### Input material
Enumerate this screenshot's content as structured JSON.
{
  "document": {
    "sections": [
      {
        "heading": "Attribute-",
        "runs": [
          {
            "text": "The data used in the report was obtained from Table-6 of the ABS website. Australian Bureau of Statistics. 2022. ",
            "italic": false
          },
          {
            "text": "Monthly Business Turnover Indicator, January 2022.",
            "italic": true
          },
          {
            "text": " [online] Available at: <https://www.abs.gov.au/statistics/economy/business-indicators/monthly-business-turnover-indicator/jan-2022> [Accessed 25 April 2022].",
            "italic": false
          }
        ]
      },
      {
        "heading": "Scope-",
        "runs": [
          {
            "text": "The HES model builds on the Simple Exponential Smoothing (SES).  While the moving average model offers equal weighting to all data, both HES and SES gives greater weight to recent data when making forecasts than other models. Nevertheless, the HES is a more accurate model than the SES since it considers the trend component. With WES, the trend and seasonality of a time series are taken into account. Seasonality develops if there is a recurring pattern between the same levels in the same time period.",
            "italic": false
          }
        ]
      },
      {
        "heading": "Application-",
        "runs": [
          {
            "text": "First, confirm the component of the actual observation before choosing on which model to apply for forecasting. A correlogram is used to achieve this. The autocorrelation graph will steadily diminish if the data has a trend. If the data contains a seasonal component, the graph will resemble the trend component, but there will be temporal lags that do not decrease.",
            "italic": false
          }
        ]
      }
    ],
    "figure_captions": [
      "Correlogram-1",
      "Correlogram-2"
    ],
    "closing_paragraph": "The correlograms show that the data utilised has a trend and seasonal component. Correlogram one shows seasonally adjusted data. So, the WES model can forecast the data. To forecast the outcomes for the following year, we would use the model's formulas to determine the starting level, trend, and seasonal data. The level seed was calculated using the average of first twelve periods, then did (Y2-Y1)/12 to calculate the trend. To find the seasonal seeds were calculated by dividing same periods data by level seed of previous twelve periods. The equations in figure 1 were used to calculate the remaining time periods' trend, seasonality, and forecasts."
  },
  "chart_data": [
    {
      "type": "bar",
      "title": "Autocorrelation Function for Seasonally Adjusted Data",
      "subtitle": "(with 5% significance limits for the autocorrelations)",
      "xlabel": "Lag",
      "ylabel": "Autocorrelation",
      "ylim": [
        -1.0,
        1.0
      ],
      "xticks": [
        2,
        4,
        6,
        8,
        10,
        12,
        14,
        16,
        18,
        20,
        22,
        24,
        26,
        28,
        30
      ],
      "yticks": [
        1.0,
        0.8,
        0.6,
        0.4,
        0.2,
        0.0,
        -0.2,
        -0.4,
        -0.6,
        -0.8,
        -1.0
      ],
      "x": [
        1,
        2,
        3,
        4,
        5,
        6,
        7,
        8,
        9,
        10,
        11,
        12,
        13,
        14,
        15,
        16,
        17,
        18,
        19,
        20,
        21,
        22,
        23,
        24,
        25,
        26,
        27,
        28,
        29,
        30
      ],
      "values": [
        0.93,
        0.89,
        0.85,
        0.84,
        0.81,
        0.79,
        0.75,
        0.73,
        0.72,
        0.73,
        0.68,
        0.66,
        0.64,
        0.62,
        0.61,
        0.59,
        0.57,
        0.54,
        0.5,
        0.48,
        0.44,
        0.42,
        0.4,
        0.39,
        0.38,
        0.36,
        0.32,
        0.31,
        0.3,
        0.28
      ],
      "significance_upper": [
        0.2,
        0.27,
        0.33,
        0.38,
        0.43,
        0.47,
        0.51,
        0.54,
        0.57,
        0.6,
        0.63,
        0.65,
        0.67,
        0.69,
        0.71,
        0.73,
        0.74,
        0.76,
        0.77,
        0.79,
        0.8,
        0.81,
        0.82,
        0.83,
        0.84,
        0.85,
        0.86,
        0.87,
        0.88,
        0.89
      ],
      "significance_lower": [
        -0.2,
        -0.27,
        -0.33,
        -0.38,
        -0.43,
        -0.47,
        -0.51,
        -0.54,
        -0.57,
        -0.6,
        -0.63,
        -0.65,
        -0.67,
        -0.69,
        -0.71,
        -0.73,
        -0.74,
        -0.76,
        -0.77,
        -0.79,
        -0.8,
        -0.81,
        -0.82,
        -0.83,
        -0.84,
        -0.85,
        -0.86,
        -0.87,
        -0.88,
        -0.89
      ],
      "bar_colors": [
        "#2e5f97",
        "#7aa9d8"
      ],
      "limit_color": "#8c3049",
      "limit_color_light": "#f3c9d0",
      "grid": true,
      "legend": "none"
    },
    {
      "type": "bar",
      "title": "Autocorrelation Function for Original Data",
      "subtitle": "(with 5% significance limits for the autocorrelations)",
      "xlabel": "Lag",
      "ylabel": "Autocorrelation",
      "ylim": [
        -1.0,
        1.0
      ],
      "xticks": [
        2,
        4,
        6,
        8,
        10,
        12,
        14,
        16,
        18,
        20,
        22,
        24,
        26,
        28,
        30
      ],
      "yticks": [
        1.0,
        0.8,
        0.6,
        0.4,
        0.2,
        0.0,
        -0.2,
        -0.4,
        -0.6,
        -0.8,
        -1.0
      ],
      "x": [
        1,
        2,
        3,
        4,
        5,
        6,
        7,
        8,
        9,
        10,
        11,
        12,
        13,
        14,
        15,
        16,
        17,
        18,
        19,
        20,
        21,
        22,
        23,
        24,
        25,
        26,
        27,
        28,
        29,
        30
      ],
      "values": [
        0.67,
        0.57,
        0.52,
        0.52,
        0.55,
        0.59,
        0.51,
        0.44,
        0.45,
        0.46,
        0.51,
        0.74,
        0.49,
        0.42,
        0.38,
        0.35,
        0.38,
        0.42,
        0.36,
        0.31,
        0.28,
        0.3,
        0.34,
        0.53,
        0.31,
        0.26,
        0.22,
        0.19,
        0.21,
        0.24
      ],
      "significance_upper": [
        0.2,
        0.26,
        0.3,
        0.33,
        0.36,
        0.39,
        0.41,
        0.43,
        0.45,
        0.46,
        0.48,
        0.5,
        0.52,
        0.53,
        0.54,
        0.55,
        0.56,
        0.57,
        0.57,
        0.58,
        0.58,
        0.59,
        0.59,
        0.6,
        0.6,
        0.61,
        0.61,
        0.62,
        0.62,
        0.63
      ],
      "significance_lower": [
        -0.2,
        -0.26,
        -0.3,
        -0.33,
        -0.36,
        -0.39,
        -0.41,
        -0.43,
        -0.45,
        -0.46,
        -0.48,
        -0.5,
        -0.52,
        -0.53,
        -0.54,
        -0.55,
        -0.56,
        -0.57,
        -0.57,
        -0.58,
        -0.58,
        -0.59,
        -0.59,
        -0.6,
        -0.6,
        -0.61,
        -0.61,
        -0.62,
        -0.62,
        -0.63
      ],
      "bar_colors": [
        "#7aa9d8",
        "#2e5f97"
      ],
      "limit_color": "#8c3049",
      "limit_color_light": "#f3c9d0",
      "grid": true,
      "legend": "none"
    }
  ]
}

### Task statement
Extract the listing in its entirety, matching it exactly.

### Response below
Enumerate this screenshot's content as structured JSON.
{
  "document": {
    "sections": [
      {
        "heading": "Attribute-",
        "runs": [
          {
            "text": "The data used in the report was obtained from Table-6 of the ABS website. Australian Bureau of Statistics. 2022. ",
            "italic": false
          },
          {
            "text": "Monthly Business Turnover Indicator, January 2022.",
            "italic": true
          },
          {
            "text": " [online] Available at: <https://www.abs.gov.au/statistics/economy/business-indicators/monthly-business-turnover-indicator/jan-2022> [Accessed 25 April 2022].",
            "italic": false
          }
        ]
      },
      {
        "heading": "Scope-",
        "runs": [
          {
            "text": "The HES model builds on the Simple Exponential Smoothing (SES).  While the moving average model offers equal weighting to all data, both HES and SES gives greater weight to recent data when making forecasts than other models. Nevertheless, the HES is a more accurate model than the SES since it considers the trend component. With WES, the trend and seasonality of a time series are taken into account. Seasonality develops if there is a recurring pattern between the same levels in the same time period.",
            "italic": false
          }
        ]
      },
      {
        "heading": "Application-",
        "runs": [
          {
            "text": "First, confirm the component of the actual observation before choosing on which model to apply for forecasting. A correlogram is used to achieve this. The autocorrelation graph will steadily diminish if the data has a trend. If the data contains a seasonal component, the graph will resemble the trend component, but there will be temporal lags that do not decrease.",
            "italic": false
          }
        ]
      }
    ],
    "figure_captions": [
      "Correlogram-1",
      "Correlogram-2"
    ],
    "closing_paragraph": "The correlograms show that the data utilised has a trend and seasonal component. Correlogram one shows seasonally adjusted data. So, the WES model can forecast the data. To forecast the outcomes for the following year, we would use the model's formulas to determine the starting level, trend, and seasonal data. The level seed was calculated using the average of first twelve periods, then did (Y2-Y1)/12 to calculate the trend. To find the seasonal seeds were calculated by dividing same periods data by level seed of previous twelve periods. The equations in figure 1 were used to calculate the remaining time periods' trend, seasonality, and forecasts."
  },
  "chart_data": [
    {
      "type": "bar",
      "title": "Autocorrelation Function for Seasonally Adjusted Data",
      "subtitle": "(with 5% significance limits for the autocorrelations)",
      "xlabel": "Lag",
      "ylabel": "Autocorrelation",
      "ylim": [
        -1.0,
        1.0
      ],
      "xticks": [
        2,
        4,
        6,
        8,
        10,
        12,
        14,
        16,
        18,
        20,
        22,
        24,
        26,
        28,
        30
      ],
      "yticks": [
        1.0,
        0.8,
        0.6,
        0.4,
        0.2,
        0.0,
        -0.2,
        -0.4,
        -0.6,
        -0.8,
        -1.0
      ],
      "x": [
        1,
        2,
        3,
        4,
        5,
        6,
        7,
        8,
        9,
        10,
        11,
        12,
        13,
        14,
        15,
        16,
        17,
        18,
        19,
        20,
        21,
        22,
        23,
        24,
        25,
        26,
        27,
        28,
        29,
        30
      ],
      "values": [
        0.93,
        0.89,
        0.85,
        0.84,
        0.81,
        0.79,
        0.75,
        0.73,
        0.72,
        0.73,
        0.68,
        0.66,
        0.64,
        0.62,
        0.61,
        0.59,
        0.57,
        0.54,
        0.5,
        0.48,
        0.44,
        0.42,
        0.4,
        0.39,
        0.38,
        0.36,
        0.32,
        0.31,
        0.3,
        0.28
      ],
      "significance_upper": [
        0.2,
        0.27,
        0.33,
        0.38,
        0.43,
        0.47,
        0.51,
        0.54,
        0.57,
        0.6,
        0.63,
        0.65,
        0.67,
        0.69,
        0.71,
        0.73,
        0.74,
        0.76,
        0.77,
        0.79,
        0.8,
        0.81,
        0.82,
        0.83,
        0.84,
        0.85,
        0.86,
        0.87,
        0.88,
        0.89
      ],
      "significance_lower": [
        -0.2,
        -0.27,
        -0.33,
        -0.38,
        -0.43,
        -0.47,
        -0.51,
        -0.54,
        -0.57,
        -0.6,
        -0.63,
        -0.65,
        -0.67,
        -0.69,
        -0.71,
        -0.73,
        -0.74,
        -0.76,
        -0.77,
        -0.79,
        -0.8,
        -0.81,
        -0.82,
        -0.83,
        -0.84,
        -0.85,
        -0.86,
        -0.87,
        -0.88,
        -0.89
      ],
      "bar_colors": [
        "#2e5f97",
        "#7aa9d8"
      ],
      "limit_color": "#8c3049",
      "limit_color_light": "#f3c9d0",
      "grid": true,
      "legend": "none"
    },
    {
      "type": "bar",
      "title": "Autocorrelation Function for Original Data",
      "subtitle": "(with 5% significance limits for the autocorrelations)",
      "xlabel": "Lag",
      "ylabel": "Autocorrelation",
      "ylim": [
        -1.0,
        1.0
      ],
      "xticks": [
        2,
        4,
        6,
        8,
        10,
        12,
        14,
        16,
        18,
        20,
        22,
        24,
        26,
        28,
        30
      ],
      "yticks": [
        1.0,
        0.8,
        0.6,
        0.4,
        0.2,
        0.0,
        -0.2,
        -0.4,
        -0.6,
        -0.8,
        -1.0
      ],
      "x": [
        1,
        2,
        3,
        4,
        5,
        6,
        7,
        8,
        9,
        10,
        11,
        12,
        13,
        14,
        15,
        16,
        17,
        18,
        19,
        20,
        21,
        22,
        23,
        24,
        25,
        26,
        27,
        28,
        29,
        30
      ],
      "values": [
        0.67,
        0.57,
        0.52,
        0.52,
        0.55,
        0.59,
        0.51,
        0.44,
        0.45,
        0.46,
        0.51,
        0.74,
        0.49,
        0.42,
        0.38,
        0.35,
        0.38,
        0.42,
        0.36,
        0.31,
        0.28,
        0.3,
        0.34,
        0.53,
        0.31,
        0.26,
        0.22,
        0.19,
        0.21,
        0.24
      ],
      "significance_upper": [
        0.2,
        0.26,
        0.3,
        0.33,
        0.36,
        0.39,
        0.41,
        0.43,
        0.45,
        0.46,
        0.48,
        0.5,
        0.52,
        0.53,
        0.54,
        0.55,
        0.56,
        0.57,
        0.57,
        0.58,
        0.58,
        0.59,
        0.59,
        0.6,
        0.6,
        0.61,
        0.61,
        0.62,
        0.62,
        0.63
      ],
      "significance_lower": [
        -0.2,
        -0.26,
        -0.3,
        -0.33,
        -0.36,
        -0.39,
        -0.41,
        -0.43,
        -0.45,
        -0.46,
        -0.48,
        -0.5,
        -0.52,
        -0.53,
        -0.54,
        -0.55,
        -0.56,
        -0.57,
        -0.57,
        -0.58,
        -0.58,
        -0.59,
        -0.59,
        -0.6,
        -0.6,
        -0.61,
        -0.61,
        -0.62,
        -0.62,
        -0.63
      ],
      "bar_colors": [
        "#7aa9d8",
        "#2e5f97"
      ],
      "limit_color": "#8c3049",
      "limit_color_light": "#f3c9d0",
      "grid": true,
      "legend": "none"
    }
  ]
}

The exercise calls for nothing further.